EXERCISE DESCRIPTION:
Leaving the pictures aside, transcribe every line below exactly.

DATA EXCERPTS:
┌──

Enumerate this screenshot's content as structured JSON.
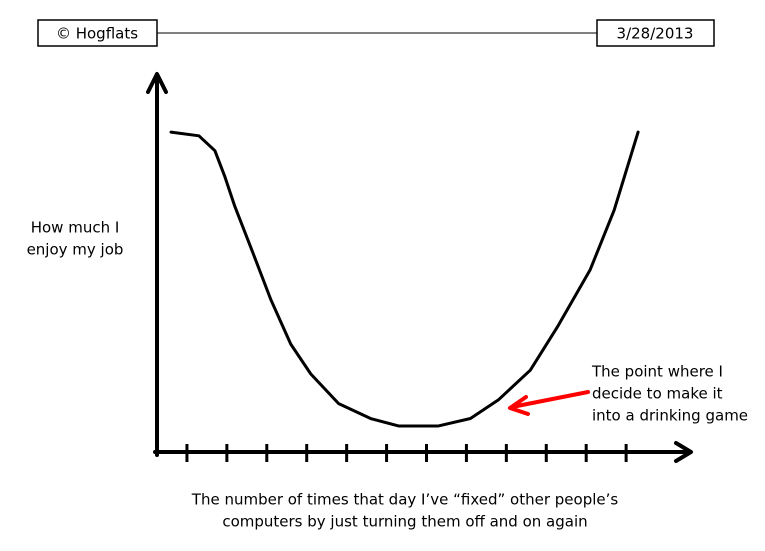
{
  "header": {
    "left": "© Hogflats",
    "right": "3/28/2013"
  },
  "chart_data": {
    "type": "line",
    "ylabel": [
      "How much I",
      "enjoy my job"
    ],
    "xlabel": [
      "The number of times that day I’ve “fixed” other people’s",
      "computers by just turning them off and on again"
    ],
    "annotation": [
      "The point where I",
      "decide to make it",
      "into a drinking game"
    ],
    "annotation_color": "#ff0000",
    "x": [
      0.6,
      1.3,
      1.7,
      1.95,
      2.2,
      2.6,
      3.1,
      3.6,
      4.1,
      4.8,
      5.6,
      6.3,
      7.3,
      8.1,
      8.8,
      9.6,
      10.3,
      11.1,
      11.7,
      12.3
    ],
    "series": [
      {
        "color": "#000000",
        "values": [
          8.6,
          8.5,
          8.1,
          7.4,
          6.6,
          5.5,
          4.1,
          2.9,
          2.1,
          1.3,
          0.9,
          0.7,
          0.7,
          0.9,
          1.4,
          2.2,
          3.4,
          4.9,
          6.5,
          8.6
        ]
      }
    ],
    "xlim": [
      0.25,
      13.6
    ],
    "ylim": [
      0,
      10
    ],
    "xticks": [
      1,
      2,
      3,
      4,
      5,
      6,
      7,
      8,
      9,
      10,
      11,
      12
    ]
  }
}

└──

RESULT:
Enumerate this screenshot's content as structured JSON.
{
  "header": {
    "left": "© Hogflats",
    "right": "3/28/2013"
  },
  "chart_data": {
    "type": "line",
    "ylabel": [
      "How much I",
      "enjoy my job"
    ],
    "xlabel": [
      "The number of times that day I’ve “fixed” other people’s",
      "computers by just turning them off and on again"
    ],
    "annotation": [
      "The point where I",
      "decide to make it",
      "into a drinking game"
    ],
    "annotation_color": "#ff0000",
    "x": [
      0.6,
      1.3,
      1.7,
      1.95,
      2.2,
      2.6,
      3.1,
      3.6,
      4.1,
      4.8,
      5.6,
      6.3,
      7.3,
      8.1,
      8.8,
      9.6,
      10.3,
      11.1,
      11.7,
      12.3
    ],
    "series": [
      {
        "color": "#000000",
        "values": [
          8.6,
          8.5,
          8.1,
          7.4,
          6.6,
          5.5,
          4.1,
          2.9,
          2.1,
          1.3,
          0.9,
          0.7,
          0.7,
          0.9,
          1.4,
          2.2,
          3.4,
          4.9,
          6.5,
          8.6
        ]
      }
    ],
    "xlim": [
      0.25,
      13.6
    ],
    "ylim": [
      0,
      10
    ],
    "xticks": [
      1,
      2,
      3,
      4,
      5,
      6,
      7,
      8,
      9,
      10,
      11,
      12
    ]
  }
}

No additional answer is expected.